The request> Copy the material that follows word for word and omit its pictures.

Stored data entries

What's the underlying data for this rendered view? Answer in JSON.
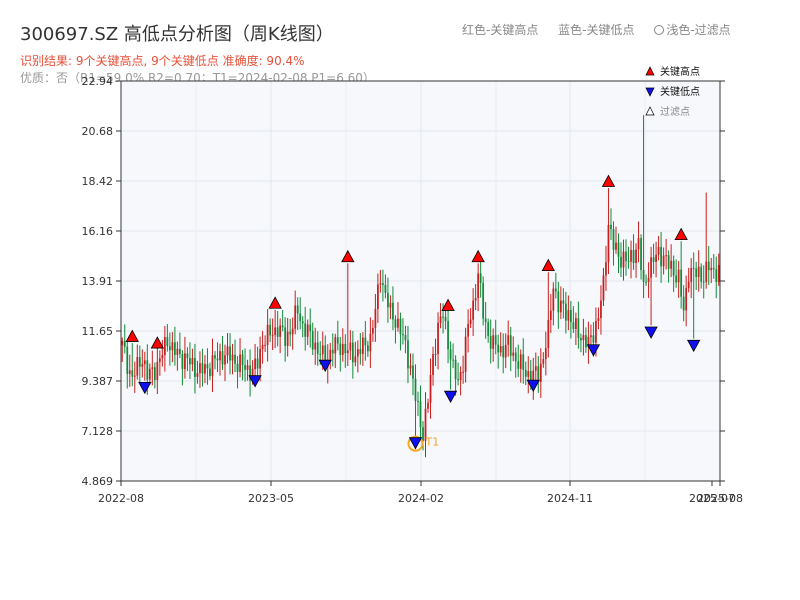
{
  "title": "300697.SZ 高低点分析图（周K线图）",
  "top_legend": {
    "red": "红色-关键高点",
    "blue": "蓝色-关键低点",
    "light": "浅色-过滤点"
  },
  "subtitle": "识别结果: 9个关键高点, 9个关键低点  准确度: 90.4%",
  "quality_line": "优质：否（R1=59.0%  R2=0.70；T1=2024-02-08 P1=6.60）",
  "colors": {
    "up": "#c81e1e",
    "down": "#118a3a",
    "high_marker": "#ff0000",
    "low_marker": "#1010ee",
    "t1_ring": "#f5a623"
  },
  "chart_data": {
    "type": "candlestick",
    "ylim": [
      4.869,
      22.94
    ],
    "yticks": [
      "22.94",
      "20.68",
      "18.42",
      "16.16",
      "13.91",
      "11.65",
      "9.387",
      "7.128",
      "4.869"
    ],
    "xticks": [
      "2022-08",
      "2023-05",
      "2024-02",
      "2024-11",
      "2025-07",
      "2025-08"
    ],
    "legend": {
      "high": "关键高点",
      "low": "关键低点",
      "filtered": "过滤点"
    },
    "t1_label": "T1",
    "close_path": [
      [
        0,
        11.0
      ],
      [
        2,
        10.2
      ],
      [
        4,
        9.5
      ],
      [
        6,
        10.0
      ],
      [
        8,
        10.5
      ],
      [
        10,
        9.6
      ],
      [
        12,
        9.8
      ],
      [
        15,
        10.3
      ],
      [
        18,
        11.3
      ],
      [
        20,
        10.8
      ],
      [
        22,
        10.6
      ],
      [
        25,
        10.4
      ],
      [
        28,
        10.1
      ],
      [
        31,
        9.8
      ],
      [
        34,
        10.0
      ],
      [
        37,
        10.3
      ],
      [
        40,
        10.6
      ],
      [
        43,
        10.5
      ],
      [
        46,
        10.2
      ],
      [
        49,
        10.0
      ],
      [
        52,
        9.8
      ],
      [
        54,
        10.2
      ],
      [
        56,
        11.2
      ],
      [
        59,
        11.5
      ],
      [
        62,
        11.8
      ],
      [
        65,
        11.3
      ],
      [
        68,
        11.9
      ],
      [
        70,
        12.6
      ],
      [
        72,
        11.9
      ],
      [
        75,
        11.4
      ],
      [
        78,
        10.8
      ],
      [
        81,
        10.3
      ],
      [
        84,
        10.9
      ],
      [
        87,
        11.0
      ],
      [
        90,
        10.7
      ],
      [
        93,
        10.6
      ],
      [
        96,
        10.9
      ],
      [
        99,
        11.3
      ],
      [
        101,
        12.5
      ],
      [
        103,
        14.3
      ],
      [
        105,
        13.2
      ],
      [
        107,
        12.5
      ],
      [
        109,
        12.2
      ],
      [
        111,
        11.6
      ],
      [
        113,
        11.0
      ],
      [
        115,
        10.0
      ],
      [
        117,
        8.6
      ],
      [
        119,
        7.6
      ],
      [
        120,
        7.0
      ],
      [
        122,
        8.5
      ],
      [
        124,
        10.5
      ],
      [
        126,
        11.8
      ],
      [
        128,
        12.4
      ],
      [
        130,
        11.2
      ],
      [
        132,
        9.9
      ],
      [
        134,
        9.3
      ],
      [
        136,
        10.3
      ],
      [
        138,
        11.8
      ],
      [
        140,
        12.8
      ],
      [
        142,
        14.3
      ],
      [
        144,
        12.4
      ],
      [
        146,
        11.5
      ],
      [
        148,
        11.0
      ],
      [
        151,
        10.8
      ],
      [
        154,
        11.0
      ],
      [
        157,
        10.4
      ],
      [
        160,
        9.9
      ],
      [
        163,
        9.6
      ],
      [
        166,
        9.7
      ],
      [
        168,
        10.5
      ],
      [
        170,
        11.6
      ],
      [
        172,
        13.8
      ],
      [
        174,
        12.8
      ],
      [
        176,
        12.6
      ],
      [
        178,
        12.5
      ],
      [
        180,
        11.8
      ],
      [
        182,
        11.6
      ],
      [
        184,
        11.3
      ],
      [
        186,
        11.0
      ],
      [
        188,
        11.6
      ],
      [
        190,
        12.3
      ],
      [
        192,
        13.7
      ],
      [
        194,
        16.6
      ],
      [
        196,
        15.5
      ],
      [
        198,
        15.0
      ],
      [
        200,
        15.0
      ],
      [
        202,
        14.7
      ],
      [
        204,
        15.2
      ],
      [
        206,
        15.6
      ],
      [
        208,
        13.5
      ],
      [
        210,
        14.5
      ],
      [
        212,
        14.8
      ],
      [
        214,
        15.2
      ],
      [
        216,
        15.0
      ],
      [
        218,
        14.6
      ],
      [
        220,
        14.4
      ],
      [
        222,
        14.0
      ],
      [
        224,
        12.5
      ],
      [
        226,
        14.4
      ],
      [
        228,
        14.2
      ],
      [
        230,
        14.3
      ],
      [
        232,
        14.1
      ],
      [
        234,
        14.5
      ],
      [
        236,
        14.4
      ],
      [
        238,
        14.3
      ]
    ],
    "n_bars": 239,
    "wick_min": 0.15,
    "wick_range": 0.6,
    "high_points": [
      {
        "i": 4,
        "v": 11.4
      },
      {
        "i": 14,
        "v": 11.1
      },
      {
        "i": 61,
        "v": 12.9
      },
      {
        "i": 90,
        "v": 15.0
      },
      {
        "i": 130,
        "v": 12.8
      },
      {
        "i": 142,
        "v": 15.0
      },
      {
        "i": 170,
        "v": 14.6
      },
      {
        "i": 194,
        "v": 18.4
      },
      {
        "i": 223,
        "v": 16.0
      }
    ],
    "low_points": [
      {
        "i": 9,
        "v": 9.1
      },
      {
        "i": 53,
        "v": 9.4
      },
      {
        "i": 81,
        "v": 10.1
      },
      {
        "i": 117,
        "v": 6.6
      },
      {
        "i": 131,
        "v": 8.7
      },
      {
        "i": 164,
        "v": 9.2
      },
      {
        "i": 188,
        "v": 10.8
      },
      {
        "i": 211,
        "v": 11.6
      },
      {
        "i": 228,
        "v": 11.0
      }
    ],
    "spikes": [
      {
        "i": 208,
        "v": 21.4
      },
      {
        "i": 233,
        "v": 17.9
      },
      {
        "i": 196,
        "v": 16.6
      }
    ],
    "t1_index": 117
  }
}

Task solution>
What's the underlying data for this rendered view? Answer in JSON.
{
  "title": "300697.SZ 高低点分析图（周K线图）",
  "top_legend": {
    "red": "红色-关键高点",
    "blue": "蓝色-关键低点",
    "light": "浅色-过滤点"
  },
  "subtitle": "识别结果: 9个关键高点, 9个关键低点  准确度: 90.4%",
  "quality_line": "优质：否（R1=59.0%  R2=0.70；T1=2024-02-08 P1=6.60）",
  "colors": {
    "up": "#c81e1e",
    "down": "#118a3a",
    "high_marker": "#ff0000",
    "low_marker": "#1010ee",
    "t1_ring": "#f5a623"
  },
  "chart_data": {
    "type": "candlestick",
    "ylim": [
      4.869,
      22.94
    ],
    "yticks": [
      "22.94",
      "20.68",
      "18.42",
      "16.16",
      "13.91",
      "11.65",
      "9.387",
      "7.128",
      "4.869"
    ],
    "xticks": [
      "2022-08",
      "2023-05",
      "2024-02",
      "2024-11",
      "2025-07",
      "2025-08"
    ],
    "legend": {
      "high": "关键高点",
      "low": "关键低点",
      "filtered": "过滤点"
    },
    "t1_label": "T1",
    "close_path": [
      [
        0,
        11.0
      ],
      [
        2,
        10.2
      ],
      [
        4,
        9.5
      ],
      [
        6,
        10.0
      ],
      [
        8,
        10.5
      ],
      [
        10,
        9.6
      ],
      [
        12,
        9.8
      ],
      [
        15,
        10.3
      ],
      [
        18,
        11.3
      ],
      [
        20,
        10.8
      ],
      [
        22,
        10.6
      ],
      [
        25,
        10.4
      ],
      [
        28,
        10.1
      ],
      [
        31,
        9.8
      ],
      [
        34,
        10.0
      ],
      [
        37,
        10.3
      ],
      [
        40,
        10.6
      ],
      [
        43,
        10.5
      ],
      [
        46,
        10.2
      ],
      [
        49,
        10.0
      ],
      [
        52,
        9.8
      ],
      [
        54,
        10.2
      ],
      [
        56,
        11.2
      ],
      [
        59,
        11.5
      ],
      [
        62,
        11.8
      ],
      [
        65,
        11.3
      ],
      [
        68,
        11.9
      ],
      [
        70,
        12.6
      ],
      [
        72,
        11.9
      ],
      [
        75,
        11.4
      ],
      [
        78,
        10.8
      ],
      [
        81,
        10.3
      ],
      [
        84,
        10.9
      ],
      [
        87,
        11.0
      ],
      [
        90,
        10.7
      ],
      [
        93,
        10.6
      ],
      [
        96,
        10.9
      ],
      [
        99,
        11.3
      ],
      [
        101,
        12.5
      ],
      [
        103,
        14.3
      ],
      [
        105,
        13.2
      ],
      [
        107,
        12.5
      ],
      [
        109,
        12.2
      ],
      [
        111,
        11.6
      ],
      [
        113,
        11.0
      ],
      [
        115,
        10.0
      ],
      [
        117,
        8.6
      ],
      [
        119,
        7.6
      ],
      [
        120,
        7.0
      ],
      [
        122,
        8.5
      ],
      [
        124,
        10.5
      ],
      [
        126,
        11.8
      ],
      [
        128,
        12.4
      ],
      [
        130,
        11.2
      ],
      [
        132,
        9.9
      ],
      [
        134,
        9.3
      ],
      [
        136,
        10.3
      ],
      [
        138,
        11.8
      ],
      [
        140,
        12.8
      ],
      [
        142,
        14.3
      ],
      [
        144,
        12.4
      ],
      [
        146,
        11.5
      ],
      [
        148,
        11.0
      ],
      [
        151,
        10.8
      ],
      [
        154,
        11.0
      ],
      [
        157,
        10.4
      ],
      [
        160,
        9.9
      ],
      [
        163,
        9.6
      ],
      [
        166,
        9.7
      ],
      [
        168,
        10.5
      ],
      [
        170,
        11.6
      ],
      [
        172,
        13.8
      ],
      [
        174,
        12.8
      ],
      [
        176,
        12.6
      ],
      [
        178,
        12.5
      ],
      [
        180,
        11.8
      ],
      [
        182,
        11.6
      ],
      [
        184,
        11.3
      ],
      [
        186,
        11.0
      ],
      [
        188,
        11.6
      ],
      [
        190,
        12.3
      ],
      [
        192,
        13.7
      ],
      [
        194,
        16.6
      ],
      [
        196,
        15.5
      ],
      [
        198,
        15.0
      ],
      [
        200,
        15.0
      ],
      [
        202,
        14.7
      ],
      [
        204,
        15.2
      ],
      [
        206,
        15.6
      ],
      [
        208,
        13.5
      ],
      [
        210,
        14.5
      ],
      [
        212,
        14.8
      ],
      [
        214,
        15.2
      ],
      [
        216,
        15.0
      ],
      [
        218,
        14.6
      ],
      [
        220,
        14.4
      ],
      [
        222,
        14.0
      ],
      [
        224,
        12.5
      ],
      [
        226,
        14.4
      ],
      [
        228,
        14.2
      ],
      [
        230,
        14.3
      ],
      [
        232,
        14.1
      ],
      [
        234,
        14.5
      ],
      [
        236,
        14.4
      ],
      [
        238,
        14.3
      ]
    ],
    "n_bars": 239,
    "wick_min": 0.15,
    "wick_range": 0.6,
    "high_points": [
      {
        "i": 4,
        "v": 11.4
      },
      {
        "i": 14,
        "v": 11.1
      },
      {
        "i": 61,
        "v": 12.9
      },
      {
        "i": 90,
        "v": 15.0
      },
      {
        "i": 130,
        "v": 12.8
      },
      {
        "i": 142,
        "v": 15.0
      },
      {
        "i": 170,
        "v": 14.6
      },
      {
        "i": 194,
        "v": 18.4
      },
      {
        "i": 223,
        "v": 16.0
      }
    ],
    "low_points": [
      {
        "i": 9,
        "v": 9.1
      },
      {
        "i": 53,
        "v": 9.4
      },
      {
        "i": 81,
        "v": 10.1
      },
      {
        "i": 117,
        "v": 6.6
      },
      {
        "i": 131,
        "v": 8.7
      },
      {
        "i": 164,
        "v": 9.2
      },
      {
        "i": 188,
        "v": 10.8
      },
      {
        "i": 211,
        "v": 11.6
      },
      {
        "i": 228,
        "v": 11.0
      }
    ],
    "spikes": [
      {
        "i": 208,
        "v": 21.4
      },
      {
        "i": 233,
        "v": 17.9
      },
      {
        "i": 196,
        "v": 16.6
      }
    ],
    "t1_index": 117
  }
}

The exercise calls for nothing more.